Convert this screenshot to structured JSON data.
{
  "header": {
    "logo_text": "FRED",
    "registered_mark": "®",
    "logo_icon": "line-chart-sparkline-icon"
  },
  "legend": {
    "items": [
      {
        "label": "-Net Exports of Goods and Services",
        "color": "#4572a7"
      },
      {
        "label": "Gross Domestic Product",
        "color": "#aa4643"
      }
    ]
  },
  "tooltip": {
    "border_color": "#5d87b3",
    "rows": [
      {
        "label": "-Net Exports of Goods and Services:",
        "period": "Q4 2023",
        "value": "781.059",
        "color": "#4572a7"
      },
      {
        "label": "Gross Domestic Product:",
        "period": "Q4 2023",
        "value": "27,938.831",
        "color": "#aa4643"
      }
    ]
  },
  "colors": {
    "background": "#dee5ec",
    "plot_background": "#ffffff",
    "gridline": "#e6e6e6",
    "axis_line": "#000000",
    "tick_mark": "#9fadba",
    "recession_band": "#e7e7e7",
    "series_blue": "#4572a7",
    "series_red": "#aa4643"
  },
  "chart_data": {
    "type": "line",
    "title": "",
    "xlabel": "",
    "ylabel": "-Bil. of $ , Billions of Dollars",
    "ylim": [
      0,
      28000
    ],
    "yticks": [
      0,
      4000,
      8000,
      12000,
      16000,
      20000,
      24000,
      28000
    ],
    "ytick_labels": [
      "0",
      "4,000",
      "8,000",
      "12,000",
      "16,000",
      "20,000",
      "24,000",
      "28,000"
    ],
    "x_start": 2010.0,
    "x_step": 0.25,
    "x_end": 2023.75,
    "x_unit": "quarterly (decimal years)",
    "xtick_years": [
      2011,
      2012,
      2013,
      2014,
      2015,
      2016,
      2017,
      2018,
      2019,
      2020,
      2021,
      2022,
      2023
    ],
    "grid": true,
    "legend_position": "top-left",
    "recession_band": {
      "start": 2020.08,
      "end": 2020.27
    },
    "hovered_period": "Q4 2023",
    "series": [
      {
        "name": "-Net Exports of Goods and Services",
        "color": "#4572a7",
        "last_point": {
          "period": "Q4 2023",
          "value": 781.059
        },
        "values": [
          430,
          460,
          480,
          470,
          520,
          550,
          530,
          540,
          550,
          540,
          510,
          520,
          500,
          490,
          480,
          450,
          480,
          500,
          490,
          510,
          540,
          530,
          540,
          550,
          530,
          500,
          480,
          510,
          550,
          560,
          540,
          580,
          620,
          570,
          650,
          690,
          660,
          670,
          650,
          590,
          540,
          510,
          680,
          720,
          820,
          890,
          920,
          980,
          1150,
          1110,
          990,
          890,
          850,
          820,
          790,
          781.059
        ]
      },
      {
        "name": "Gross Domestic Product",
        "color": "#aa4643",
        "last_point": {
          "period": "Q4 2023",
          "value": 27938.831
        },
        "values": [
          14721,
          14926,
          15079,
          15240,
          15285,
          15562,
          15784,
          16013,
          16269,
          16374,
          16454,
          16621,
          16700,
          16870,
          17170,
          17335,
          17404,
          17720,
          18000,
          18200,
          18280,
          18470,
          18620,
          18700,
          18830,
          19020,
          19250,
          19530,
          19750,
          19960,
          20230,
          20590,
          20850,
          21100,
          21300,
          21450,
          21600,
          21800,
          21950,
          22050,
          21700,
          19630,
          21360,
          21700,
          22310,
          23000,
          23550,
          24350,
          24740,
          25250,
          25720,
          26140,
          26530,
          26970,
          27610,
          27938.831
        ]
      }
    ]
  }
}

----

## Set problem
Quote every line of the data, word for word.

## Task answer
Convert this screenshot to structured JSON data.
{
  "header": {
    "logo_text": "FRED",
    "registered_mark": "®",
    "logo_icon": "line-chart-sparkline-icon"
  },
  "legend": {
    "items": [
      {
        "label": "-Net Exports of Goods and Services",
        "color": "#4572a7"
      },
      {
        "label": "Gross Domestic Product",
        "color": "#aa4643"
      }
    ]
  },
  "tooltip": {
    "border_color": "#5d87b3",
    "rows": [
      {
        "label": "-Net Exports of Goods and Services:",
        "period": "Q4 2023",
        "value": "781.059",
        "color": "#4572a7"
      },
      {
        "label": "Gross Domestic Product:",
        "period": "Q4 2023",
        "value": "27,938.831",
        "color": "#aa4643"
      }
    ]
  },
  "colors": {
    "background": "#dee5ec",
    "plot_background": "#ffffff",
    "gridline": "#e6e6e6",
    "axis_line": "#000000",
    "tick_mark": "#9fadba",
    "recession_band": "#e7e7e7",
    "series_blue": "#4572a7",
    "series_red": "#aa4643"
  },
  "chart_data": {
    "type": "line",
    "title": "",
    "xlabel": "",
    "ylabel": "-Bil. of $ , Billions of Dollars",
    "ylim": [
      0,
      28000
    ],
    "yticks": [
      0,
      4000,
      8000,
      12000,
      16000,
      20000,
      24000,
      28000
    ],
    "ytick_labels": [
      "0",
      "4,000",
      "8,000",
      "12,000",
      "16,000",
      "20,000",
      "24,000",
      "28,000"
    ],
    "x_start": 2010.0,
    "x_step": 0.25,
    "x_end": 2023.75,
    "x_unit": "quarterly (decimal years)",
    "xtick_years": [
      2011,
      2012,
      2013,
      2014,
      2015,
      2016,
      2017,
      2018,
      2019,
      2020,
      2021,
      2022,
      2023
    ],
    "grid": true,
    "legend_position": "top-left",
    "recession_band": {
      "start": 2020.08,
      "end": 2020.27
    },
    "hovered_period": "Q4 2023",
    "series": [
      {
        "name": "-Net Exports of Goods and Services",
        "color": "#4572a7",
        "last_point": {
          "period": "Q4 2023",
          "value": 781.059
        },
        "values": [
          430,
          460,
          480,
          470,
          520,
          550,
          530,
          540,
          550,
          540,
          510,
          520,
          500,
          490,
          480,
          450,
          480,
          500,
          490,
          510,
          540,
          530,
          540,
          550,
          530,
          500,
          480,
          510,
          550,
          560,
          540,
          580,
          620,
          570,
          650,
          690,
          660,
          670,
          650,
          590,
          540,
          510,
          680,
          720,
          820,
          890,
          920,
          980,
          1150,
          1110,
          990,
          890,
          850,
          820,
          790,
          781.059
        ]
      },
      {
        "name": "Gross Domestic Product",
        "color": "#aa4643",
        "last_point": {
          "period": "Q4 2023",
          "value": 27938.831
        },
        "values": [
          14721,
          14926,
          15079,
          15240,
          15285,
          15562,
          15784,
          16013,
          16269,
          16374,
          16454,
          16621,
          16700,
          16870,
          17170,
          17335,
          17404,
          17720,
          18000,
          18200,
          18280,
          18470,
          18620,
          18700,
          18830,
          19020,
          19250,
          19530,
          19750,
          19960,
          20230,
          20590,
          20850,
          21100,
          21300,
          21450,
          21600,
          21800,
          21950,
          22050,
          21700,
          19630,
          21360,
          21700,
          22310,
          23000,
          23550,
          24350,
          24740,
          25250,
          25720,
          26140,
          26530,
          26970,
          27610,
          27938.831
        ]
      }
    ]
  }
}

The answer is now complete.